- _PROBLEM TO SOLVE_
Go over the data and copy out each line with "sharing" in it.

== DATA FOR ANALYSIS ==

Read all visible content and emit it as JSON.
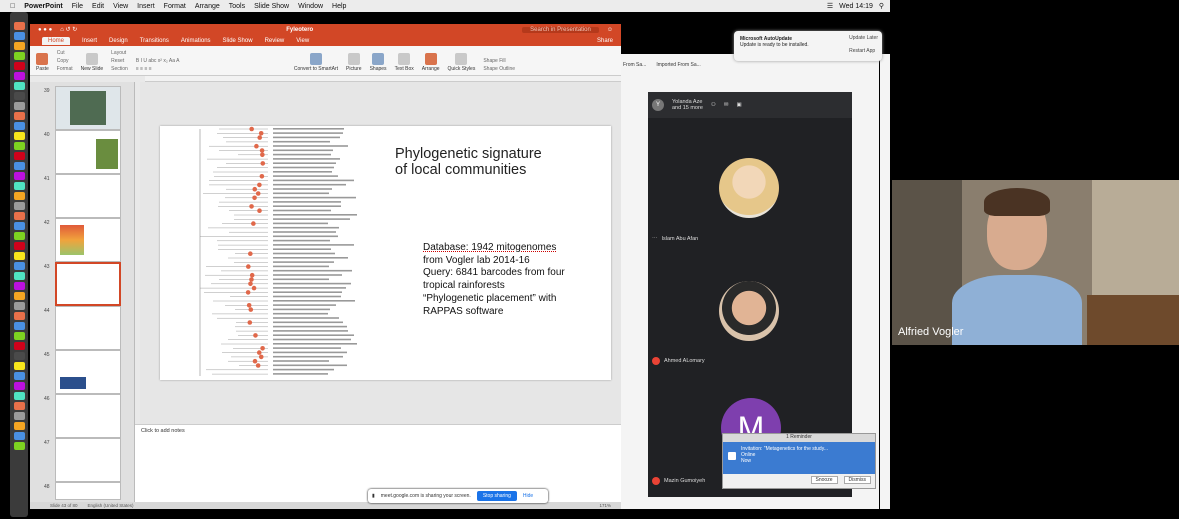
{
  "menubar": {
    "app": "PowerPoint",
    "items": [
      "File",
      "Edit",
      "View",
      "Insert",
      "Format",
      "Arrange",
      "Tools",
      "Slide Show",
      "Window",
      "Help"
    ],
    "clock": "Wed 14:19"
  },
  "ppt": {
    "doc_title": "Fyleotero",
    "search_placeholder": "Search in Presentation",
    "tabs": [
      "Home",
      "Insert",
      "Design",
      "Transitions",
      "Animations",
      "Slide Show",
      "Review",
      "View"
    ],
    "active_tab": "Home",
    "share": "Share",
    "ribbon": {
      "paste": "Paste",
      "cut": "Cut",
      "copy": "Copy",
      "format": "Format",
      "new_slide": "New Slide",
      "layout": "Layout",
      "reset": "Reset",
      "section": "Section",
      "convert": "Convert to SmartArt",
      "picture": "Picture",
      "shapes": "Shapes",
      "textbox": "Text Box",
      "arrange": "Arrange",
      "quick_styles": "Quick Styles",
      "shape_fill": "Shape Fill",
      "shape_outline": "Shape Outline"
    },
    "slide_numbers": [
      "39",
      "40",
      "41",
      "42",
      "43",
      "44",
      "45",
      "46",
      "47",
      "48"
    ],
    "slide": {
      "title_line1": "Phylogenetic signature",
      "title_line2": "of local communities",
      "body": [
        "Database: 1942 mitogenomes",
        "from Vogler lab 2014-16",
        "Query: 6841 barcodes from four",
        "tropical rainforests",
        "“Phylogenetic placement” with",
        "RAPPAS software"
      ]
    },
    "notes_placeholder": "Click to add notes",
    "status_left": "Slide 43 of 80",
    "status_lang": "English (United States)",
    "zoom": "171%"
  },
  "share_bar": {
    "message": "meet.google.com is sharing your screen.",
    "stop": "Stop sharing",
    "hide": "Hide"
  },
  "background_window": {
    "item1": "From Sa...",
    "item2": "Imported From Sa..."
  },
  "meet": {
    "header_avatar": "Y",
    "header_text1": "Yolanda Aze",
    "header_text2": "and 15 more",
    "participants": [
      {
        "name": "Islam Abu Afan"
      },
      {
        "name": "Ahmed ALomary"
      },
      {
        "name": "Mazin Gumoiyeh",
        "initial": "M"
      }
    ]
  },
  "autoupdate": {
    "title": "Microsoft AutoUpdate",
    "message": "Update is ready to be installed.",
    "update_later": "Update Later",
    "restart": "Restart App"
  },
  "reminder": {
    "header": "1 Reminder",
    "title": "Invitation: \"Metagenetics for the study...",
    "line2": "Online",
    "line3": "Now",
    "snooze": "Snooze",
    "dismiss": "Dismiss"
  },
  "video": {
    "name": "Alfried Vogler"
  }
}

===

- _SOLUTION FOR THIS PROBLEM_
    "message": "meet.google.com is sharing your screen.",
    "stop": "Stop sharing",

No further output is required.